§ WRITTEN TASK
Copy out all lines carrying the word "natural".

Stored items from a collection
——————

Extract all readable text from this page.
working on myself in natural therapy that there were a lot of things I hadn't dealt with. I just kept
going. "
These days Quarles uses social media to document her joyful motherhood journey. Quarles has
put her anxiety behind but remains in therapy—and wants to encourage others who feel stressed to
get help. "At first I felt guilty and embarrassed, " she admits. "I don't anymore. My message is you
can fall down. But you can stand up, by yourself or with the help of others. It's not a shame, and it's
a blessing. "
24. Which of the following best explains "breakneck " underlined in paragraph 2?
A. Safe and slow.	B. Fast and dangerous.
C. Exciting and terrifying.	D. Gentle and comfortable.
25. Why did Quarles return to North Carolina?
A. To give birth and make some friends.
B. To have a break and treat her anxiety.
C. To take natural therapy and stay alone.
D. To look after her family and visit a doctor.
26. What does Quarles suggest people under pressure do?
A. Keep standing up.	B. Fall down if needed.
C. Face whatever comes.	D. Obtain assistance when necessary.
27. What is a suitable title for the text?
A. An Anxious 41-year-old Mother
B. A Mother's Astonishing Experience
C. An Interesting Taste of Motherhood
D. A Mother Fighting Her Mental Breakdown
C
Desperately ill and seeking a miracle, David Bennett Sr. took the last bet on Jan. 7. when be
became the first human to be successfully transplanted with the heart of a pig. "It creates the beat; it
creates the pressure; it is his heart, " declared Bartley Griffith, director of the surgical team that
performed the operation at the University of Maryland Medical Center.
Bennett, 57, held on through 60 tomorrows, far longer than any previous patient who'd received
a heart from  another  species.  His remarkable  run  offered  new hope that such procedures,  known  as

——————

§ RESPONSE
working on myself in natural therapy that there were a lot of things I hadn't dealt with. I just kept
C. To take natural therapy and stay alone.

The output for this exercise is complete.